→ Work to complete: Reproduce each line verbatim, starting with the first line of the entries and ending with the line containing "reaction-summary[interactable]: 👍 7 (651, 402, 687, 424)".

→ Supplied data:
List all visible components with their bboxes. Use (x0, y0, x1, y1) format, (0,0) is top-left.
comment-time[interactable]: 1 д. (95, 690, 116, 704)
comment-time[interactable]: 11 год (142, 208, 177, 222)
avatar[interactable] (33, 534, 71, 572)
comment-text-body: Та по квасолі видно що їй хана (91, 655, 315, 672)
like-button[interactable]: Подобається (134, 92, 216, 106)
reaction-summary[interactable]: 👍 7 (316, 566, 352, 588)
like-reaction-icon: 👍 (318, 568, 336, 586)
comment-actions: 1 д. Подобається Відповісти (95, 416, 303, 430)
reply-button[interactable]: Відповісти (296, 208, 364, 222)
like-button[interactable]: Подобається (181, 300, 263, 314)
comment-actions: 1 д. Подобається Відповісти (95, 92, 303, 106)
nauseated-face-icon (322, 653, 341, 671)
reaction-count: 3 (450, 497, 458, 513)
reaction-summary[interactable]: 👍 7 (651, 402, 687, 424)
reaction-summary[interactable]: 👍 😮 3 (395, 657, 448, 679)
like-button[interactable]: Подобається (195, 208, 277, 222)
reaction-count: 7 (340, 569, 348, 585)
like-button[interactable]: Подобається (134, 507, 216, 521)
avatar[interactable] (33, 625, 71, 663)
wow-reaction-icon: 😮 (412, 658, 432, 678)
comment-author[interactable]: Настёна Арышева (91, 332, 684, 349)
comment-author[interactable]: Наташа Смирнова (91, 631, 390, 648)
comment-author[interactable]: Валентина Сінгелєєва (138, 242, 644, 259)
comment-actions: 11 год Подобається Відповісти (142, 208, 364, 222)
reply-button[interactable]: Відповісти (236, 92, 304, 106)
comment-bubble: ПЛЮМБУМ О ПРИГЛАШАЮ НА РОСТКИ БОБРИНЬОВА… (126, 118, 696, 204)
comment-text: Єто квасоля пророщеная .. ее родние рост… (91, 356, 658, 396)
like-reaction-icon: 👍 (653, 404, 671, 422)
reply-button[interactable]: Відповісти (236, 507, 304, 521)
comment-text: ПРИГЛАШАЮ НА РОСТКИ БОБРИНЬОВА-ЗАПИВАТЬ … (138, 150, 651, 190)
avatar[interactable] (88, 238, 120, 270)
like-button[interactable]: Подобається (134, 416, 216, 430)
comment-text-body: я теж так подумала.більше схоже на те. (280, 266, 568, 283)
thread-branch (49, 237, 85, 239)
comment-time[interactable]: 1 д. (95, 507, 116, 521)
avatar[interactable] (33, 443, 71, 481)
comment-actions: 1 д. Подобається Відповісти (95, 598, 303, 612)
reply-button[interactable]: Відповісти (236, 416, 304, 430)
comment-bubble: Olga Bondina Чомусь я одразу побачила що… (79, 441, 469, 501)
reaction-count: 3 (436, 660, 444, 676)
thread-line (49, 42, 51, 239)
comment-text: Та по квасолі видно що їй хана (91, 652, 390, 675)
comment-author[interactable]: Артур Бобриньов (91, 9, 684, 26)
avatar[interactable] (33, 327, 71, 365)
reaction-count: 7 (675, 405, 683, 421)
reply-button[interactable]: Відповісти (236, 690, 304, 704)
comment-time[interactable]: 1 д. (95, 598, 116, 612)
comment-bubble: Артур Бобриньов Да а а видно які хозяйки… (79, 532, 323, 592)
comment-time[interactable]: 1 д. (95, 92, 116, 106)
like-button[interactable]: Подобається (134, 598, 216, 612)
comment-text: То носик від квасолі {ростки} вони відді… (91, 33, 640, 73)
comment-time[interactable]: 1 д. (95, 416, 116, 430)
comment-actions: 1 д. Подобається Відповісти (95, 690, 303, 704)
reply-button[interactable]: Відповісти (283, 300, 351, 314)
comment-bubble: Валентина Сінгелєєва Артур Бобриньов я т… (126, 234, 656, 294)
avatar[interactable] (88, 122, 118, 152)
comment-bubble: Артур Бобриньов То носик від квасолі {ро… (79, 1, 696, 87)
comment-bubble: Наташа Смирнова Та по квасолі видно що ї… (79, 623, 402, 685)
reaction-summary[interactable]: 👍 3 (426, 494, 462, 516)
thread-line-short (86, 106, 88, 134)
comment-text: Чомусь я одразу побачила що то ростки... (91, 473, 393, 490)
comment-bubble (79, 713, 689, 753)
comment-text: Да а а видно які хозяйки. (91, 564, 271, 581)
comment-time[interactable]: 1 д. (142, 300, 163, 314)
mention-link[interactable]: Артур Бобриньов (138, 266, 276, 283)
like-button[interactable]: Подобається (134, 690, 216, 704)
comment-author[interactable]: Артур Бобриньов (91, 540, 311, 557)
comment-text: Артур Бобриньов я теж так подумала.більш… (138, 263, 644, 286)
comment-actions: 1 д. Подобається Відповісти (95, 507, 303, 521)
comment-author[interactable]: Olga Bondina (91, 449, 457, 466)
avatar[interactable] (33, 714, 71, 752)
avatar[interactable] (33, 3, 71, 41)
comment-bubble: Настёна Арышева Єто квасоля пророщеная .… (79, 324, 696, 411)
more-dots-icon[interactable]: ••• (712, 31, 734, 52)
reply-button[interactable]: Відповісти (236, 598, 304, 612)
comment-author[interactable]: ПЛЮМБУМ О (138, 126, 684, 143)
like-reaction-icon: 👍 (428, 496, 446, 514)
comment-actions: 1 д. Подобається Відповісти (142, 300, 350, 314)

→ Output of the exercise:
List all visible components with their bboxes. Use (x0, y0, x1, y1) format, (0,0) is top-left.
comment-time[interactable]: 1 д. (95, 690, 116, 704)
comment-time[interactable]: 11 год (142, 208, 177, 222)
avatar[interactable] (33, 534, 71, 572)
comment-text-body: Та по квасолі видно що їй хана (91, 655, 315, 672)
like-button[interactable]: Подобається (134, 92, 216, 106)
reaction-summary[interactable]: 👍 7 (316, 566, 352, 588)
like-reaction-icon: 👍 (318, 568, 336, 586)
comment-actions: 1 д. Подобається Відповісти (95, 416, 303, 430)
reply-button[interactable]: Відповісти (296, 208, 364, 222)
like-button[interactable]: Подобається (181, 300, 263, 314)
comment-actions: 1 д. Подобається Відповісти (95, 92, 303, 106)
nauseated-face-icon (322, 653, 341, 671)
reaction-count: 3 (450, 497, 458, 513)
reaction-summary[interactable]: 👍 7 (651, 402, 687, 424)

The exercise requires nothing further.